GOAL –
Pictures aside, repeat every entry exactly.

EXCERPTED DATA –
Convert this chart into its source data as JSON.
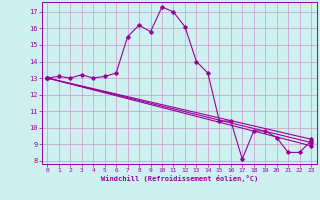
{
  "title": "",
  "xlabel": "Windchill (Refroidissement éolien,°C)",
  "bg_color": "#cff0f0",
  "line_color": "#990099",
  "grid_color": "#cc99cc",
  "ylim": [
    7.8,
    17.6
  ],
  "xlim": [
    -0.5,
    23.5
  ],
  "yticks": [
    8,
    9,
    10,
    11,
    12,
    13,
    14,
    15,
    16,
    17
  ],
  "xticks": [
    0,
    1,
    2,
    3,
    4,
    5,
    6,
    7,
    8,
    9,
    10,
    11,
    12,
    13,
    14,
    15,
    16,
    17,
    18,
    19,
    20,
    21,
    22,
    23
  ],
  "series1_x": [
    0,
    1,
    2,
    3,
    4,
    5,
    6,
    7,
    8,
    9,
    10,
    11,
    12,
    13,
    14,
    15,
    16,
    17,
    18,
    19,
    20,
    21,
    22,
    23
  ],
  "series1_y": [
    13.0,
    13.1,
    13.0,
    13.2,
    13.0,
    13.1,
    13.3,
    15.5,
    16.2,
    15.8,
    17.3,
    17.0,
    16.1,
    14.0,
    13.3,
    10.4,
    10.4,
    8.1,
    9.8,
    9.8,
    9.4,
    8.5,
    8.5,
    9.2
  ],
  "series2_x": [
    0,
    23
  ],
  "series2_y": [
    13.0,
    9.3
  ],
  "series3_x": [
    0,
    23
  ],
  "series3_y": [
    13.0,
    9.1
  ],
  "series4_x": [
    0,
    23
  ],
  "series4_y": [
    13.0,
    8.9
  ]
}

COMPLETED EXERCISE –
Convert this chart into its source data as JSON.
{
  "title": "",
  "xlabel": "Windchill (Refroidissement éolien,°C)",
  "bg_color": "#cff0f0",
  "line_color": "#990099",
  "grid_color": "#cc99cc",
  "ylim": [
    7.8,
    17.6
  ],
  "xlim": [
    -0.5,
    23.5
  ],
  "yticks": [
    8,
    9,
    10,
    11,
    12,
    13,
    14,
    15,
    16,
    17
  ],
  "xticks": [
    0,
    1,
    2,
    3,
    4,
    5,
    6,
    7,
    8,
    9,
    10,
    11,
    12,
    13,
    14,
    15,
    16,
    17,
    18,
    19,
    20,
    21,
    22,
    23
  ],
  "series1_x": [
    0,
    1,
    2,
    3,
    4,
    5,
    6,
    7,
    8,
    9,
    10,
    11,
    12,
    13,
    14,
    15,
    16,
    17,
    18,
    19,
    20,
    21,
    22,
    23
  ],
  "series1_y": [
    13.0,
    13.1,
    13.0,
    13.2,
    13.0,
    13.1,
    13.3,
    15.5,
    16.2,
    15.8,
    17.3,
    17.0,
    16.1,
    14.0,
    13.3,
    10.4,
    10.4,
    8.1,
    9.8,
    9.8,
    9.4,
    8.5,
    8.5,
    9.2
  ],
  "series2_x": [
    0,
    23
  ],
  "series2_y": [
    13.0,
    9.3
  ],
  "series3_x": [
    0,
    23
  ],
  "series3_y": [
    13.0,
    9.1
  ],
  "series4_x": [
    0,
    23
  ],
  "series4_y": [
    13.0,
    8.9
  ]
}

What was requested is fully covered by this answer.